> _TASK_: List every line below containing "Daily".

● ● ●

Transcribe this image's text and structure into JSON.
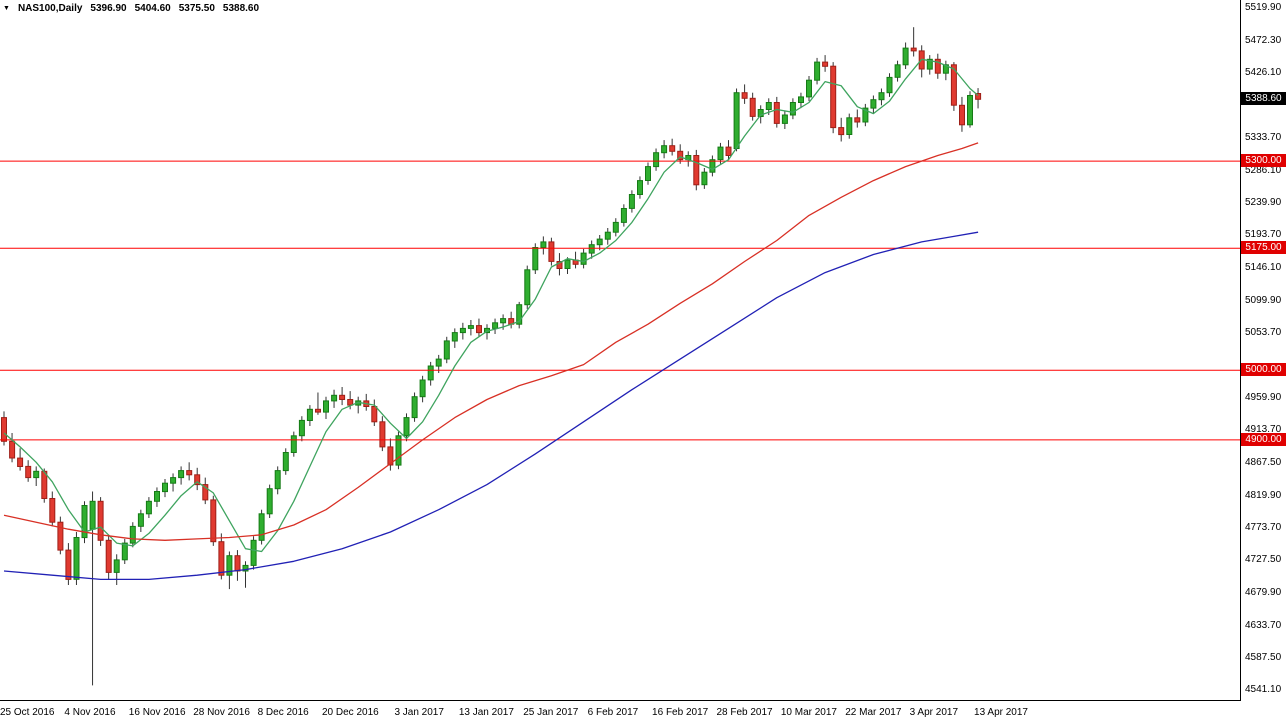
{
  "legend": {
    "marker": "▼",
    "symbol": "NAS100,Daily",
    "open": "5396.90",
    "high": "5404.60",
    "low": "5375.50",
    "close": "5388.60"
  },
  "colors": {
    "background": "#ffffff",
    "axis_text": "#000000",
    "border": "#000000",
    "bull": "#2fae2f",
    "bull_border": "#157a15",
    "bear": "#e03a30",
    "bear_border": "#9e1f17",
    "wick": "#333333",
    "level_line": "#ff0000",
    "level_tag_bg": "#e00000",
    "current_tag_bg": "#000000",
    "tag_text": "#ffffff",
    "ma_fast": "#3fa45f",
    "ma_mid": "#d83025",
    "ma_slow": "#2121b5"
  },
  "chart_data": {
    "type": "candlestick",
    "symbol": "NAS100",
    "timeframe": "Daily",
    "title": "NAS100,Daily",
    "ylim": [
      4527,
      5531
    ],
    "y_axis_labels": [
      "5519.90",
      "5472.30",
      "5426.10",
      "5333.70",
      "5286.10",
      "5239.90",
      "5193.70",
      "5146.10",
      "5099.90",
      "5053.70",
      "4959.90",
      "4913.70",
      "4867.50",
      "4819.90",
      "4773.70",
      "4727.50",
      "4679.90",
      "4633.70",
      "4587.50",
      "4541.10"
    ],
    "x_ticks": [
      {
        "i": 0,
        "label": "25 Oct 2016"
      },
      {
        "i": 8,
        "label": "4 Nov 2016"
      },
      {
        "i": 16,
        "label": "16 Nov 2016"
      },
      {
        "i": 24,
        "label": "28 Nov 2016"
      },
      {
        "i": 32,
        "label": "8 Dec 2016"
      },
      {
        "i": 40,
        "label": "20 Dec 2016"
      },
      {
        "i": 49,
        "label": "3 Jan 2017"
      },
      {
        "i": 57,
        "label": "13 Jan 2017"
      },
      {
        "i": 65,
        "label": "25 Jan 2017"
      },
      {
        "i": 73,
        "label": "6 Feb 2017"
      },
      {
        "i": 81,
        "label": "16 Feb 2017"
      },
      {
        "i": 89,
        "label": "28 Feb 2017"
      },
      {
        "i": 97,
        "label": "10 Mar 2017"
      },
      {
        "i": 105,
        "label": "22 Mar 2017"
      },
      {
        "i": 113,
        "label": "3 Apr 2017"
      },
      {
        "i": 121,
        "label": "13 Apr 2017"
      }
    ],
    "levels": [
      {
        "value": 5300.0,
        "label": "5300.00"
      },
      {
        "value": 5175.0,
        "label": "5175.00"
      },
      {
        "value": 5000.0,
        "label": "5000.00"
      },
      {
        "value": 4900.0,
        "label": "4900.00"
      }
    ],
    "current_price": {
      "value": 5388.6,
      "label": "5388.60"
    },
    "ohlc_current": {
      "open": 5396.9,
      "high": 5404.6,
      "low": 5375.5,
      "close": 5388.6
    },
    "candles": [
      [
        4932,
        4941,
        4892,
        4898
      ],
      [
        4898,
        4910,
        4868,
        4874
      ],
      [
        4874,
        4888,
        4856,
        4862
      ],
      [
        4862,
        4871,
        4840,
        4846
      ],
      [
        4846,
        4862,
        4834,
        4855
      ],
      [
        4855,
        4859,
        4810,
        4816
      ],
      [
        4816,
        4826,
        4776,
        4782
      ],
      [
        4782,
        4790,
        4736,
        4742
      ],
      [
        4742,
        4752,
        4692,
        4700
      ],
      [
        4700,
        4768,
        4692,
        4760
      ],
      [
        4760,
        4812,
        4752,
        4806
      ],
      [
        4772,
        4826,
        4548,
        4812
      ],
      [
        4812,
        4818,
        4748,
        4756
      ],
      [
        4756,
        4764,
        4700,
        4710
      ],
      [
        4710,
        4736,
        4692,
        4728
      ],
      [
        4728,
        4758,
        4722,
        4752
      ],
      [
        4752,
        4782,
        4746,
        4776
      ],
      [
        4776,
        4800,
        4768,
        4794
      ],
      [
        4794,
        4818,
        4788,
        4812
      ],
      [
        4812,
        4832,
        4804,
        4826
      ],
      [
        4826,
        4844,
        4818,
        4838
      ],
      [
        4838,
        4852,
        4826,
        4846
      ],
      [
        4846,
        4862,
        4836,
        4856
      ],
      [
        4856,
        4868,
        4842,
        4850
      ],
      [
        4850,
        4860,
        4828,
        4836
      ],
      [
        4836,
        4846,
        4808,
        4814
      ],
      [
        4814,
        4820,
        4748,
        4754
      ],
      [
        4754,
        4766,
        4700,
        4706
      ],
      [
        4706,
        4740,
        4686,
        4734
      ],
      [
        4734,
        4742,
        4698,
        4712
      ],
      [
        4712,
        4726,
        4688,
        4720
      ],
      [
        4720,
        4762,
        4714,
        4756
      ],
      [
        4756,
        4800,
        4750,
        4794
      ],
      [
        4794,
        4836,
        4788,
        4830
      ],
      [
        4830,
        4862,
        4822,
        4856
      ],
      [
        4856,
        4888,
        4850,
        4882
      ],
      [
        4882,
        4912,
        4876,
        4906
      ],
      [
        4906,
        4934,
        4898,
        4928
      ],
      [
        4928,
        4950,
        4920,
        4944
      ],
      [
        4944,
        4968,
        4936,
        4940
      ],
      [
        4940,
        4962,
        4930,
        4956
      ],
      [
        4956,
        4972,
        4946,
        4964
      ],
      [
        4964,
        4976,
        4950,
        4958
      ],
      [
        4958,
        4970,
        4944,
        4950
      ],
      [
        4950,
        4962,
        4938,
        4956
      ],
      [
        4956,
        4966,
        4942,
        4948
      ],
      [
        4948,
        4958,
        4920,
        4926
      ],
      [
        4926,
        4934,
        4884,
        4890
      ],
      [
        4890,
        4902,
        4856,
        4864
      ],
      [
        4864,
        4912,
        4858,
        4906
      ],
      [
        4906,
        4938,
        4898,
        4932
      ],
      [
        4932,
        4968,
        4926,
        4962
      ],
      [
        4962,
        4992,
        4954,
        4986
      ],
      [
        4986,
        5012,
        4978,
        5006
      ],
      [
        5006,
        5022,
        4996,
        5016
      ],
      [
        5016,
        5048,
        5010,
        5042
      ],
      [
        5042,
        5060,
        5032,
        5054
      ],
      [
        5054,
        5068,
        5044,
        5060
      ],
      [
        5060,
        5072,
        5050,
        5064
      ],
      [
        5064,
        5074,
        5048,
        5054
      ],
      [
        5054,
        5066,
        5044,
        5060
      ],
      [
        5060,
        5074,
        5052,
        5068
      ],
      [
        5068,
        5080,
        5058,
        5074
      ],
      [
        5074,
        5084,
        5060,
        5066
      ],
      [
        5066,
        5098,
        5060,
        5094
      ],
      [
        5094,
        5150,
        5088,
        5144
      ],
      [
        5144,
        5182,
        5138,
        5176
      ],
      [
        5176,
        5192,
        5166,
        5184
      ],
      [
        5184,
        5190,
        5150,
        5156
      ],
      [
        5156,
        5168,
        5136,
        5146
      ],
      [
        5146,
        5162,
        5138,
        5158
      ],
      [
        5158,
        5170,
        5146,
        5152
      ],
      [
        5152,
        5174,
        5146,
        5168
      ],
      [
        5168,
        5186,
        5160,
        5180
      ],
      [
        5180,
        5194,
        5172,
        5188
      ],
      [
        5188,
        5204,
        5180,
        5198
      ],
      [
        5198,
        5218,
        5192,
        5212
      ],
      [
        5212,
        5238,
        5206,
        5232
      ],
      [
        5232,
        5258,
        5226,
        5252
      ],
      [
        5252,
        5278,
        5246,
        5272
      ],
      [
        5272,
        5298,
        5266,
        5292
      ],
      [
        5292,
        5318,
        5286,
        5312
      ],
      [
        5312,
        5330,
        5304,
        5322
      ],
      [
        5322,
        5332,
        5308,
        5314
      ],
      [
        5314,
        5324,
        5296,
        5302
      ],
      [
        5302,
        5314,
        5292,
        5308
      ],
      [
        5308,
        5316,
        5258,
        5266
      ],
      [
        5266,
        5290,
        5260,
        5284
      ],
      [
        5284,
        5308,
        5278,
        5302
      ],
      [
        5302,
        5326,
        5296,
        5320
      ],
      [
        5320,
        5330,
        5302,
        5308
      ],
      [
        5318,
        5404,
        5314,
        5398
      ],
      [
        5398,
        5410,
        5382,
        5390
      ],
      [
        5390,
        5398,
        5358,
        5364
      ],
      [
        5364,
        5380,
        5354,
        5374
      ],
      [
        5374,
        5390,
        5366,
        5384
      ],
      [
        5384,
        5392,
        5348,
        5354
      ],
      [
        5354,
        5372,
        5346,
        5366
      ],
      [
        5366,
        5390,
        5360,
        5384
      ],
      [
        5384,
        5398,
        5376,
        5392
      ],
      [
        5392,
        5422,
        5386,
        5416
      ],
      [
        5416,
        5448,
        5410,
        5442
      ],
      [
        5442,
        5452,
        5428,
        5436
      ],
      [
        5436,
        5442,
        5340,
        5348
      ],
      [
        5348,
        5362,
        5328,
        5338
      ],
      [
        5338,
        5368,
        5332,
        5362
      ],
      [
        5362,
        5374,
        5348,
        5356
      ],
      [
        5356,
        5382,
        5350,
        5376
      ],
      [
        5376,
        5394,
        5368,
        5388
      ],
      [
        5388,
        5404,
        5380,
        5398
      ],
      [
        5398,
        5426,
        5392,
        5420
      ],
      [
        5420,
        5444,
        5414,
        5438
      ],
      [
        5438,
        5470,
        5432,
        5462
      ],
      [
        5462,
        5492,
        5450,
        5458
      ],
      [
        5458,
        5466,
        5420,
        5432
      ],
      [
        5432,
        5452,
        5424,
        5446
      ],
      [
        5446,
        5454,
        5418,
        5426
      ],
      [
        5426,
        5444,
        5416,
        5438
      ],
      [
        5438,
        5442,
        5372,
        5380
      ],
      [
        5380,
        5392,
        5342,
        5352
      ],
      [
        5352,
        5400,
        5348,
        5394
      ],
      [
        5396.9,
        5404.6,
        5375.5,
        5388.6
      ]
    ],
    "ma_lines": [
      {
        "name": "fast",
        "color_key": "ma_fast",
        "points": [
          [
            0,
            4910
          ],
          [
            2,
            4890
          ],
          [
            4,
            4868
          ],
          [
            6,
            4840
          ],
          [
            8,
            4800
          ],
          [
            10,
            4768
          ],
          [
            12,
            4775
          ],
          [
            14,
            4752
          ],
          [
            16,
            4748
          ],
          [
            18,
            4766
          ],
          [
            20,
            4792
          ],
          [
            22,
            4820
          ],
          [
            24,
            4840
          ],
          [
            26,
            4824
          ],
          [
            28,
            4784
          ],
          [
            30,
            4744
          ],
          [
            32,
            4740
          ],
          [
            34,
            4770
          ],
          [
            36,
            4812
          ],
          [
            38,
            4862
          ],
          [
            40,
            4912
          ],
          [
            42,
            4944
          ],
          [
            44,
            4954
          ],
          [
            46,
            4950
          ],
          [
            48,
            4924
          ],
          [
            50,
            4902
          ],
          [
            52,
            4926
          ],
          [
            54,
            4964
          ],
          [
            56,
            5006
          ],
          [
            58,
            5040
          ],
          [
            60,
            5056
          ],
          [
            62,
            5062
          ],
          [
            64,
            5070
          ],
          [
            66,
            5102
          ],
          [
            68,
            5148
          ],
          [
            70,
            5160
          ],
          [
            72,
            5156
          ],
          [
            74,
            5168
          ],
          [
            76,
            5186
          ],
          [
            78,
            5212
          ],
          [
            80,
            5246
          ],
          [
            82,
            5284
          ],
          [
            84,
            5306
          ],
          [
            86,
            5298
          ],
          [
            88,
            5288
          ],
          [
            90,
            5302
          ],
          [
            92,
            5336
          ],
          [
            94,
            5366
          ],
          [
            96,
            5374
          ],
          [
            98,
            5370
          ],
          [
            100,
            5384
          ],
          [
            102,
            5414
          ],
          [
            104,
            5408
          ],
          [
            106,
            5378
          ],
          [
            108,
            5368
          ],
          [
            110,
            5386
          ],
          [
            112,
            5418
          ],
          [
            114,
            5446
          ],
          [
            116,
            5442
          ],
          [
            118,
            5432
          ],
          [
            120,
            5404
          ],
          [
            121,
            5394
          ]
        ]
      },
      {
        "name": "mid",
        "color_key": "ma_mid",
        "points": [
          [
            0,
            4792
          ],
          [
            4,
            4782
          ],
          [
            8,
            4772
          ],
          [
            12,
            4764
          ],
          [
            16,
            4758
          ],
          [
            20,
            4756
          ],
          [
            24,
            4758
          ],
          [
            28,
            4760
          ],
          [
            32,
            4764
          ],
          [
            36,
            4778
          ],
          [
            40,
            4800
          ],
          [
            44,
            4832
          ],
          [
            48,
            4866
          ],
          [
            52,
            4900
          ],
          [
            56,
            4932
          ],
          [
            60,
            4958
          ],
          [
            64,
            4978
          ],
          [
            68,
            4992
          ],
          [
            72,
            5008
          ],
          [
            76,
            5040
          ],
          [
            80,
            5066
          ],
          [
            84,
            5096
          ],
          [
            88,
            5124
          ],
          [
            92,
            5156
          ],
          [
            96,
            5186
          ],
          [
            100,
            5222
          ],
          [
            104,
            5248
          ],
          [
            108,
            5272
          ],
          [
            112,
            5292
          ],
          [
            116,
            5308
          ],
          [
            119,
            5318
          ],
          [
            121,
            5326
          ]
        ]
      },
      {
        "name": "slow",
        "color_key": "ma_slow",
        "points": [
          [
            0,
            4712
          ],
          [
            6,
            4706
          ],
          [
            12,
            4700
          ],
          [
            18,
            4700
          ],
          [
            24,
            4706
          ],
          [
            30,
            4714
          ],
          [
            36,
            4726
          ],
          [
            42,
            4744
          ],
          [
            48,
            4768
          ],
          [
            54,
            4800
          ],
          [
            60,
            4836
          ],
          [
            66,
            4880
          ],
          [
            72,
            4926
          ],
          [
            78,
            4972
          ],
          [
            84,
            5016
          ],
          [
            90,
            5060
          ],
          [
            96,
            5104
          ],
          [
            102,
            5140
          ],
          [
            108,
            5166
          ],
          [
            114,
            5184
          ],
          [
            118,
            5192
          ],
          [
            121,
            5198
          ]
        ]
      }
    ]
  }
}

● ● ●

> _RESULT FOR THIS TASK_:
    "symbol": "NAS100,Daily",
    "timeframe": "Daily",
    "title": "NAS100,Daily",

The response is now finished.